▶ _DO THIS_
Gather from the listing below each line that includes the word "stock", and copy it.

▶ _DATASET ROWS_

* * *

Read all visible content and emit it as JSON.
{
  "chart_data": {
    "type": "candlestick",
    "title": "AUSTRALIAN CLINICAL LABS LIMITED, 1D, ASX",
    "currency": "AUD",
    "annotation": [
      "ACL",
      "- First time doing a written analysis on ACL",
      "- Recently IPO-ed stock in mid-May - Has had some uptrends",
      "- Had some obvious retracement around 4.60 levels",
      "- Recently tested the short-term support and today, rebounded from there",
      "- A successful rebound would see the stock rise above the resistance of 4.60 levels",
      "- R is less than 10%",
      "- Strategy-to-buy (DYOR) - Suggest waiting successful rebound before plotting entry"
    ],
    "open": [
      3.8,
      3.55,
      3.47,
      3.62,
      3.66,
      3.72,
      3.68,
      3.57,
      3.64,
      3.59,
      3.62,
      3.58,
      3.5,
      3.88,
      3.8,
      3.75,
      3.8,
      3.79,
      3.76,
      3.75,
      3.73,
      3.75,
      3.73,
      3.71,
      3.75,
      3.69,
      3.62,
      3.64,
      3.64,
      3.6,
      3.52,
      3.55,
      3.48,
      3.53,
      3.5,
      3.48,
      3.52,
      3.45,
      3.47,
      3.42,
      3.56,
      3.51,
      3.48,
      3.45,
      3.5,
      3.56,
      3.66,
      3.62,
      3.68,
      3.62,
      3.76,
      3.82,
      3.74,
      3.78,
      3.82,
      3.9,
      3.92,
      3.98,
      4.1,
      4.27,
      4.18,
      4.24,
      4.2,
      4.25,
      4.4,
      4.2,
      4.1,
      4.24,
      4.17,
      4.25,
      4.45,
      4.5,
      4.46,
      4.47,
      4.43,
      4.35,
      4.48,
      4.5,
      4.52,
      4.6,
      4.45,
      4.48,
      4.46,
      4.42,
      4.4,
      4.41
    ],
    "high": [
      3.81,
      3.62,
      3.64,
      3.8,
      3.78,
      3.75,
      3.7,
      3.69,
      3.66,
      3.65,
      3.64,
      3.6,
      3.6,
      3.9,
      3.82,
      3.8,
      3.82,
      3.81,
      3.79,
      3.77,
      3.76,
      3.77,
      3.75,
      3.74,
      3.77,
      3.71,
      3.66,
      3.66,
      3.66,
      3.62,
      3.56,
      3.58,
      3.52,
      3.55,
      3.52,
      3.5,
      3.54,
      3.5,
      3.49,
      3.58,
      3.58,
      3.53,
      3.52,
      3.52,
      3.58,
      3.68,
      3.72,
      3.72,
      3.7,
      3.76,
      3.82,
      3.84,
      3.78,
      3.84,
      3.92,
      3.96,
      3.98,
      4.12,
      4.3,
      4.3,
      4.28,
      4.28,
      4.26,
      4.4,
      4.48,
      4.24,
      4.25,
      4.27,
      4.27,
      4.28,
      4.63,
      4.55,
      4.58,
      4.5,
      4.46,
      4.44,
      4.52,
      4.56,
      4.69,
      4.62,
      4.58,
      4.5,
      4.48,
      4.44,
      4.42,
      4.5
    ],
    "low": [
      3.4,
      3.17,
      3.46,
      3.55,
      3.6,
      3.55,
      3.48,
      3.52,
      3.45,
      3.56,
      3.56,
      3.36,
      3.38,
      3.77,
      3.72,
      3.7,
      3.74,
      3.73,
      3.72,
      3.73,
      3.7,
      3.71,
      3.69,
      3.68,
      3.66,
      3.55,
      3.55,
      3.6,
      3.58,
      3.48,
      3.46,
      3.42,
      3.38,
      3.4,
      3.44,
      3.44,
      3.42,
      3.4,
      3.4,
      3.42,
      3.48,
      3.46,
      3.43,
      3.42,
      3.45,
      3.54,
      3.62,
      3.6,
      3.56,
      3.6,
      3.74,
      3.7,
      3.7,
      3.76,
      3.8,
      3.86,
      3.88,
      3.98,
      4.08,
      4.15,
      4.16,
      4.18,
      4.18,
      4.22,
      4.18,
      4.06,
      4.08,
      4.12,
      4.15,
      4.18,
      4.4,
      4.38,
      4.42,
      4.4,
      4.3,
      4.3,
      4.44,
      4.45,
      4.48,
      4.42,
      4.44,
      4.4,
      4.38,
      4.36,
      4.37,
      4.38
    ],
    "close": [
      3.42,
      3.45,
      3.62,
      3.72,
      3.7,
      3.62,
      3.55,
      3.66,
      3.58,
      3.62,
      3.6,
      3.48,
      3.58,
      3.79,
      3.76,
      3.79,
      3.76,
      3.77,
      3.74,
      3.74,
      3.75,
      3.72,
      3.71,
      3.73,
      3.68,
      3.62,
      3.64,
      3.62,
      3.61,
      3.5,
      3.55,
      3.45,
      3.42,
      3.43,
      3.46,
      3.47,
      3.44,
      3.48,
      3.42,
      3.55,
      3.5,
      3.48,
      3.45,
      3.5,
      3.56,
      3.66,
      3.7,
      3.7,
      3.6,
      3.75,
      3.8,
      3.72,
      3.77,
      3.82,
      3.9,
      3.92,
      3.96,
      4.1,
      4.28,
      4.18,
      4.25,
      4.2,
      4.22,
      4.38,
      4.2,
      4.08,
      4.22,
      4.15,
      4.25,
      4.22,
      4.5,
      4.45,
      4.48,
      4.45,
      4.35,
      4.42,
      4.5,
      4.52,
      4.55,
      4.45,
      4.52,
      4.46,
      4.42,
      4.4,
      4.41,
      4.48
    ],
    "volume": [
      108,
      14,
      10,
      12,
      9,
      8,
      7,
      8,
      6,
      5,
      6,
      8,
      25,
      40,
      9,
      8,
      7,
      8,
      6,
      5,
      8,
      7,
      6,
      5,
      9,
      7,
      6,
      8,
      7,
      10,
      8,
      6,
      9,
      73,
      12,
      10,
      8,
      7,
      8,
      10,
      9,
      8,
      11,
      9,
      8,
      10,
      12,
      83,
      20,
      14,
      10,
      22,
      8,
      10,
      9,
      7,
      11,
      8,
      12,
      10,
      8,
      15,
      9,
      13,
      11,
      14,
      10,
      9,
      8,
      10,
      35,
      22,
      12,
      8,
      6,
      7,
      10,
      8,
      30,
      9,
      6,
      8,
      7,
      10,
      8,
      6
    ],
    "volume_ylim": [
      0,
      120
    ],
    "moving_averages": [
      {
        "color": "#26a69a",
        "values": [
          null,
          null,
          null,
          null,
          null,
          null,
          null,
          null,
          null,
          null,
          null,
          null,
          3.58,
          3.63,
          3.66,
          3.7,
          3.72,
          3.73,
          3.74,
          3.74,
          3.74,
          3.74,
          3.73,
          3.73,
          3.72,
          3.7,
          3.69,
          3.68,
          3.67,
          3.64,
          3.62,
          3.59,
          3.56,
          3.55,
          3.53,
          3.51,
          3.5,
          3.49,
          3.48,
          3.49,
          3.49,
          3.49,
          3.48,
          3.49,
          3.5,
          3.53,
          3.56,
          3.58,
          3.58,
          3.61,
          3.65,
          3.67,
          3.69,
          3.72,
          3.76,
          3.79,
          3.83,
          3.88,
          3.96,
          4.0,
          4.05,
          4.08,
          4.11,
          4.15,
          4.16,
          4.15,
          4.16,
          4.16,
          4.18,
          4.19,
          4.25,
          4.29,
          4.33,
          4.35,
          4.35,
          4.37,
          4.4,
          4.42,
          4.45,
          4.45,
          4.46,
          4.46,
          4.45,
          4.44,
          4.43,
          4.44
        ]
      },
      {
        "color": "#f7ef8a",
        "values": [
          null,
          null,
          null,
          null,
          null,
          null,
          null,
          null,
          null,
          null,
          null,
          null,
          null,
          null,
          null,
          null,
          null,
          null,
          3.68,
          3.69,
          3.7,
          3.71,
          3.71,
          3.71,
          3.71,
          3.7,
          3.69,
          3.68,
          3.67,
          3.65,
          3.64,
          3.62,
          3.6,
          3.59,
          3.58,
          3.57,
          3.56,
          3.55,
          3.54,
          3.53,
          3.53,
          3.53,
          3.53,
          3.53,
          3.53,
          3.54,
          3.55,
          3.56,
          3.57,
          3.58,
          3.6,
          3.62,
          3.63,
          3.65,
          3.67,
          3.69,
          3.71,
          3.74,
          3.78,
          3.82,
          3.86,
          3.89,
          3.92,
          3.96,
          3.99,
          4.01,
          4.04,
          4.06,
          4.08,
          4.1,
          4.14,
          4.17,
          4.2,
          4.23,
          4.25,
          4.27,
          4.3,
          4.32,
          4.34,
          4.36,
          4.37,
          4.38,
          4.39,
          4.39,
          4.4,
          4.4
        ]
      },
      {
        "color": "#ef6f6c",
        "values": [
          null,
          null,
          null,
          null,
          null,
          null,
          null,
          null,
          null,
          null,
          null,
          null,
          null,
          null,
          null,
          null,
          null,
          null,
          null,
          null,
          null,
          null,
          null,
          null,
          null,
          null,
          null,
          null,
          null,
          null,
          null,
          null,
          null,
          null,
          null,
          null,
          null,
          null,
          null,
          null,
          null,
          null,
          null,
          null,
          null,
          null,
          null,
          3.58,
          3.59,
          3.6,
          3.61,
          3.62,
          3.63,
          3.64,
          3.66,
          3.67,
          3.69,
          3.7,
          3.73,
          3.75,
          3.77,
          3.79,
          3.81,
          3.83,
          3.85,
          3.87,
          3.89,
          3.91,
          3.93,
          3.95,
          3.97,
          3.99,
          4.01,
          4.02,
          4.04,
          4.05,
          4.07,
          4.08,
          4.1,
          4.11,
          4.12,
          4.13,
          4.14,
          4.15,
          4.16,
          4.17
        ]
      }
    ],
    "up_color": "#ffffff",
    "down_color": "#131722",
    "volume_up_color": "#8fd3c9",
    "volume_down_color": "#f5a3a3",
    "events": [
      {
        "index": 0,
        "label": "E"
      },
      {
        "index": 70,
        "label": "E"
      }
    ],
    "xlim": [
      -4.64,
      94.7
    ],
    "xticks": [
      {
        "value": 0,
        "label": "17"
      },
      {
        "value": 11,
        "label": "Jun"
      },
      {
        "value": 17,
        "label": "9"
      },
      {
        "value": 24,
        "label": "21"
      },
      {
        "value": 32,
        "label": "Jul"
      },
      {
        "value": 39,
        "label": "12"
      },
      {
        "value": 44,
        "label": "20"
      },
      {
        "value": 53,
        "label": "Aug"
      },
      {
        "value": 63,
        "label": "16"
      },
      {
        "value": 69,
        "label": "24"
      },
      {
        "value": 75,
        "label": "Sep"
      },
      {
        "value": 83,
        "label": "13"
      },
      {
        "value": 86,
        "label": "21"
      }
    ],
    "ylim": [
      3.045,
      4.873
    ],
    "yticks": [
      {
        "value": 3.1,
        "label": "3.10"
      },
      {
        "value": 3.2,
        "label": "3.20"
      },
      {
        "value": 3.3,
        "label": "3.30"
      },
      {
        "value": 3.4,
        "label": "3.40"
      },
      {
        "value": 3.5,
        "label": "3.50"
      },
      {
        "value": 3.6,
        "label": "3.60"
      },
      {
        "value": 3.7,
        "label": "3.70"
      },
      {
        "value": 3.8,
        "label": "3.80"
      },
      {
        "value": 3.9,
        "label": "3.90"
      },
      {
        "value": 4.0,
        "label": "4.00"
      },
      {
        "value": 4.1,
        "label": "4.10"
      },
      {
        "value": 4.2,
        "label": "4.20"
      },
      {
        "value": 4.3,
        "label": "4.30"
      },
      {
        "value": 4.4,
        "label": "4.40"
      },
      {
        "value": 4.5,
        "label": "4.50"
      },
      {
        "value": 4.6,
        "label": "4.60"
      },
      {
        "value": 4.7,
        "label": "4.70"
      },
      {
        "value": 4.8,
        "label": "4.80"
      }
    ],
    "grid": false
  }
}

* * *

▶ _EXERCISE ANSWER_
      "- Recently IPO-ed stock in mid-May - Has had some uptrends",
      "- A successful rebound would see the stock rise above the resistance of 4.60 levels",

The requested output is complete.